- What to do -
Write out all the lines again, precisely as they stand, but without the images.

# start of Task material

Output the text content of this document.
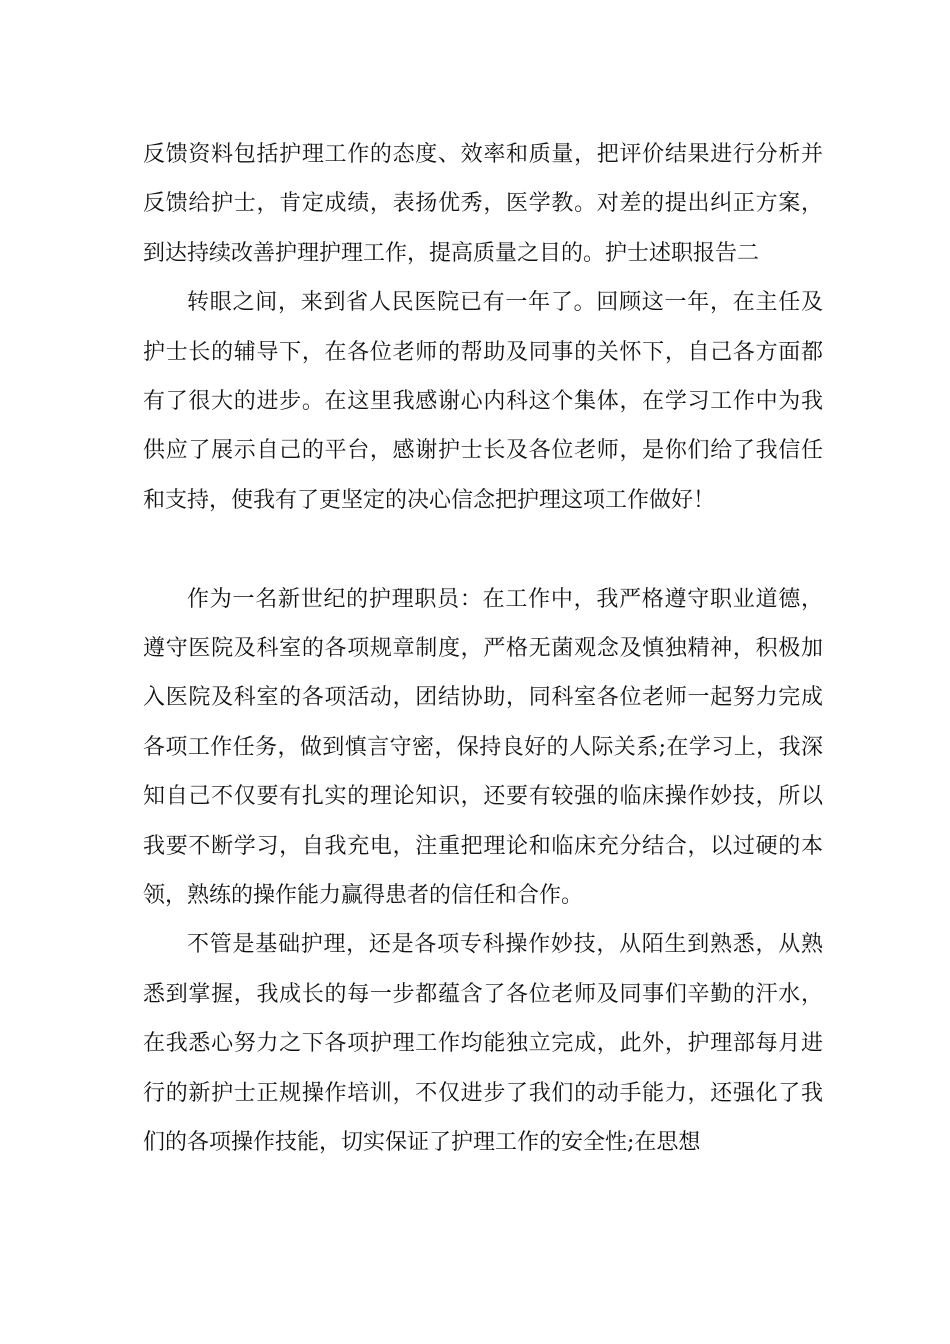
反馈资料包括护理工作的态度、效率和质量，把评价结果进行分析并反馈给护士，肯定成绩，表扬优秀，医学教。对差的提出纠正方案，到达持续改善护理护理工作，提高质量之目的。护士述职报告二

转眼之间，来到省人民医院已有一年了。回顾这一年，在主任及护士长的辅导下，在各位老师的帮助及同事的关怀下，自己各方面都有了很大的进步。在这里我感谢心内科这个集体，在学习工作中为我供应了展示自己的平台，感谢护士长及各位老师，是你们给了我信任和支持，使我有了更坚定的决心信念把护理这项工作做好！

作为一名新世纪的护理职员：在工作中，我严格遵守职业道德，遵守医院及科室的各项规章制度，严格无菌观念及慎独精神，积极加入医院及科室的各项活动，团结协助，同科室各位老师一起努力完成各项工作任务，做到慎言守密，保持良好的人际关系;在学习上，我深知自己不仅要有扎实的理论知识，还要有较强的临床操作妙技，所以我要不断学习，自我充电，注重把理论和临床充分结合，以过硬的本领，熟练的操作能力赢得患者的信任和合作。

不管是基础护理，还是各项专科操作妙技，从陌生到熟悉，从熟悉到掌握，我成长的每一步都蕴含了各位老师及同事们辛勤的汗水，在我悉心努力之下各项护理工作均能独立完成，此外，护理部每月进行的新护士正规操作培训，不仅进步了我们的动手能力，还强化了我们的各项操作技能，切实保证了护理工作的安全性;在思想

# end of Task material

- Completed task -
Output the text content of this document.
反馈资料包括护理工作的态度、效率和质量，把评价结果进行分析并反馈给护士，肯定成绩，表扬优秀，医学教。对差的提出纠正方案，到达持续改善护理护理工作，提高质量之目的。护士述职报告二

转眼之间，来到省人民医院已有一年了。回顾这一年，在主任及护士长的辅导下，在各位老师的帮助及同事的关怀下，自己各方面都有了很大的进步。在这里我感谢心内科这个集体，在学习工作中为我供应了展示自己的平台，感谢护士长及各位老师，是你们给了我信任和支持，使我有了更坚定的决心信念把护理这项工作做好！

作为一名新世纪的护理职员：在工作中，我严格遵守职业道德，遵守医院及科室的各项规章制度，严格无菌观念及慎独精神，积极加入医院及科室的各项活动，团结协助，同科室各位老师一起努力完成各项工作任务，做到慎言守密，保持良好的人际关系;在学习上，我深知自己不仅要有扎实的理论知识，还要有较强的临床操作妙技，所以我要不断学习，自我充电，注重把理论和临床充分结合，以过硬的本领，熟练的操作能力赢得患者的信任和合作。

不管是基础护理，还是各项专科操作妙技，从陌生到熟悉，从熟悉到掌握，我成长的每一步都蕴含了各位老师及同事们辛勤的汗水，在我悉心努力之下各项护理工作均能独立完成，此外，护理部每月进行的新护士正规操作培训，不仅进步了我们的动手能力，还强化了我们的各项操作技能，切实保证了护理工作的安全性;在思想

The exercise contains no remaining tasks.